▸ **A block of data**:

--------------------

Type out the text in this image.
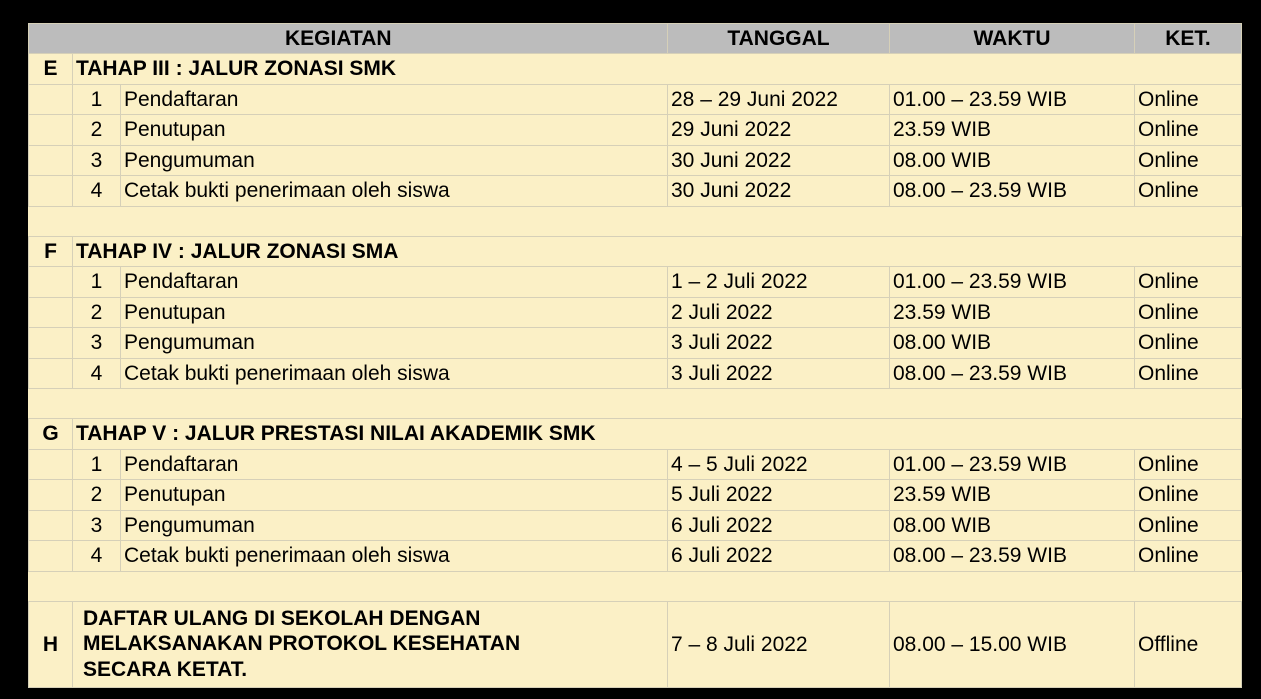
KEGIATAN			TANGGAL	WAKTU	KET.
E	TAHAP III : JALUR ZONASI SMK				
	1	Pendaftaran	28 – 29 Juni 2022	01.00 – 23.59 WIB	Online
	2	Penutupan	29 Juni 2022	23.59 WIB	Online
	3	Pengumuman	30 Juni 2022	08.00 WIB	Online
	4	Cetak bukti penerimaan oleh siswa	30 Juni 2022	08.00 – 23.59 WIB	Online

F	TAHAP IV : JALUR ZONASI SMA				
	1	Pendaftaran	1 – 2 Juli 2022	01.00 – 23.59 WIB	Online
	2	Penutupan	2 Juli 2022	23.59 WIB	Online
	3	Pengumuman	3 Juli 2022	08.00 WIB	Online
	4	Cetak bukti penerimaan oleh siswa	3 Juli 2022	08.00 – 23.59 WIB	Online

G	TAHAP V : JALUR PRESTASI NILAI AKADEMIK SMK				
	1	Pendaftaran	4 – 5 Juli 2022	01.00 – 23.59 WIB	Online
	2	Penutupan	5 Juli 2022	23.59 WIB	Online
	3	Pengumuman	6 Juli 2022	08.00 WIB	Online
	4	Cetak bukti penerimaan oleh siswa	6 Juli 2022	08.00 – 23.59 WIB	Online

H	DAFTAR ULANG DI SEKOLAH DENGAN
MELAKSANAKAN PROTOKOL KESEHATAN
SECARA KETAT.		7 – 8 Juli 2022	08.00 – 15.00 WIB	Offline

--------------------

▸ **Task to carry out**: Go through the material above and count the lines that contain "bukti"; give that number alone.

▸ **Answer to the problem**: 3